>> Start Information supplied

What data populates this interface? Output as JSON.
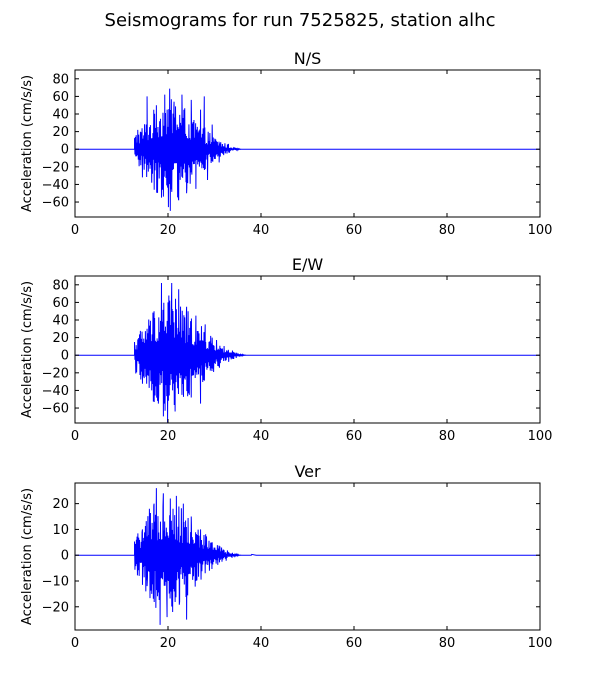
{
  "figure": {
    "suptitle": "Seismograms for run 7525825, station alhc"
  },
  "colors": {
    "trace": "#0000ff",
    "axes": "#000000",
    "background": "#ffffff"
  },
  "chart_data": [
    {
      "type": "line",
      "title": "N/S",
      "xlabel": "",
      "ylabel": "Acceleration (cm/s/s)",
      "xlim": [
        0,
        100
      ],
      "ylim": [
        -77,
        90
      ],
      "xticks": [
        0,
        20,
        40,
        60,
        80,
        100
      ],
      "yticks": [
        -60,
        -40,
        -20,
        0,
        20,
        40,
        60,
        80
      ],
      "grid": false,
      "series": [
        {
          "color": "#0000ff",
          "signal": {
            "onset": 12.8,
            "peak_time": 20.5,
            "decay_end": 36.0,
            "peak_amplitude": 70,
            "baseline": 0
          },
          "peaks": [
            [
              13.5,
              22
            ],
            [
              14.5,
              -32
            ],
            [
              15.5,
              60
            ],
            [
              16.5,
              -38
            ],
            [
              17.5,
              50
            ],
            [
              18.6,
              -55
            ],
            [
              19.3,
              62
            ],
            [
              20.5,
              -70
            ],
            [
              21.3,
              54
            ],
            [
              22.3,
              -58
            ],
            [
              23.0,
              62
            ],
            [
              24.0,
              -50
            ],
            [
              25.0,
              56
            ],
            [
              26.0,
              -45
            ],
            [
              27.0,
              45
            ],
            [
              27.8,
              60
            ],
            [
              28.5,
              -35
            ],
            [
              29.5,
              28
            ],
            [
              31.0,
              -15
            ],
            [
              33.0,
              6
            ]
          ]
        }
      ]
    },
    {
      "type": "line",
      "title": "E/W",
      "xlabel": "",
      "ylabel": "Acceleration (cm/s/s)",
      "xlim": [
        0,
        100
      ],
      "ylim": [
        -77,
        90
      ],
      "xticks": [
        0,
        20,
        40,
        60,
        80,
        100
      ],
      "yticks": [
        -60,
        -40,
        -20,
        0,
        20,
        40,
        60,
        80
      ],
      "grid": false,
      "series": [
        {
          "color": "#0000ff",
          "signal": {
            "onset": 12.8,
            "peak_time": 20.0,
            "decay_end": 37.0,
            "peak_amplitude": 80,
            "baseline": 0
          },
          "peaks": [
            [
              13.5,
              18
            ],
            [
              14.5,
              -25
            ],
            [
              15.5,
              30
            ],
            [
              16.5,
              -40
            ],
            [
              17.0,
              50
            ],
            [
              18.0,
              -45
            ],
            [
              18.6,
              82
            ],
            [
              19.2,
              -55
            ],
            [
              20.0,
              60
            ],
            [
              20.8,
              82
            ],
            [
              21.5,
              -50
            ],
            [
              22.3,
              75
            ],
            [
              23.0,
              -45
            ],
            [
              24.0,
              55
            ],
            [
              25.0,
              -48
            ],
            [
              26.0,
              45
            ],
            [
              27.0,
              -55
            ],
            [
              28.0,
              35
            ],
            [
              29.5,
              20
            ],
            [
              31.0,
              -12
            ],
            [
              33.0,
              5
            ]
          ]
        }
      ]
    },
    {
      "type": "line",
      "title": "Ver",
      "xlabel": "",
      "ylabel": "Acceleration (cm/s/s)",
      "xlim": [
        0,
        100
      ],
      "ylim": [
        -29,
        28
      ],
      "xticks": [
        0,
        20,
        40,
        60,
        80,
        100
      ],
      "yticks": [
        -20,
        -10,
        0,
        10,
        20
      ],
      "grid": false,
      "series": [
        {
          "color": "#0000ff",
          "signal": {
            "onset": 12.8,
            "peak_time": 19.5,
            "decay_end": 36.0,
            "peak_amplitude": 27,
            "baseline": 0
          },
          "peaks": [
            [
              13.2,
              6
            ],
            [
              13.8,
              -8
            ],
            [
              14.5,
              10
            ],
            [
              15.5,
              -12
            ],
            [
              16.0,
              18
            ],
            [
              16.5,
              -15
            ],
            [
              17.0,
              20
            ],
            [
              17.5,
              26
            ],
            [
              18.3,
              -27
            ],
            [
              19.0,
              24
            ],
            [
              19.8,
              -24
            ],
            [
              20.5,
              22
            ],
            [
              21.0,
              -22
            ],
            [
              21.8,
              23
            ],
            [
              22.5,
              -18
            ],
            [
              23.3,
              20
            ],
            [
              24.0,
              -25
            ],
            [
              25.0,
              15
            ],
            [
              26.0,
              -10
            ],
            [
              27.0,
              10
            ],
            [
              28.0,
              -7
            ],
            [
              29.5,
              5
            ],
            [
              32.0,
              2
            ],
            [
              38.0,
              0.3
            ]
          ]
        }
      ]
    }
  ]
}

>> End Information supplied
>> Start Information supplied

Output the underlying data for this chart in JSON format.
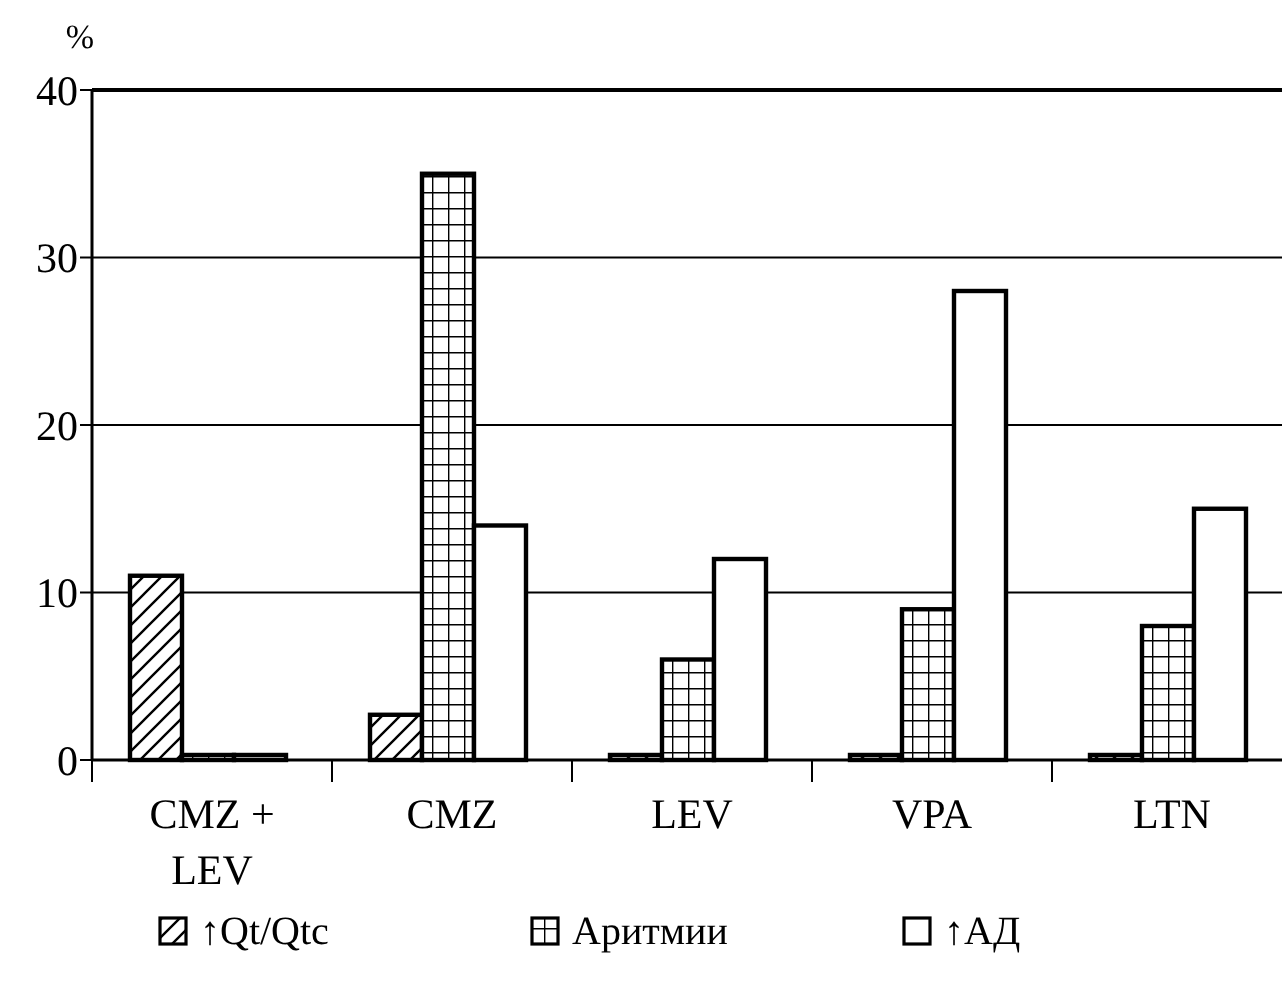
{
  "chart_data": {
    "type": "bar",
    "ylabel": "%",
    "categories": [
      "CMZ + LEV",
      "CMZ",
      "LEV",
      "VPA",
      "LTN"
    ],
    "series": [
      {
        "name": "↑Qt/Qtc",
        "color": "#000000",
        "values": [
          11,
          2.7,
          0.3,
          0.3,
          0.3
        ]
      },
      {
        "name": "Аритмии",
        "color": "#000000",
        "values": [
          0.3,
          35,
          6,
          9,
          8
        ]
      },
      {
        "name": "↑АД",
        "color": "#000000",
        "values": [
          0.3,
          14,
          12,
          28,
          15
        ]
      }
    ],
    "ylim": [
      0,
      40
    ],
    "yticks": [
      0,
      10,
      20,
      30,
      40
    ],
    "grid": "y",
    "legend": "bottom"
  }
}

>> End Information supplied

* Goal of the exercise:
Identify and list each line with the word "this".

* Correct result:
What data populates this interface? Output as JSON.
Output the underlying data for this chart in JSON format.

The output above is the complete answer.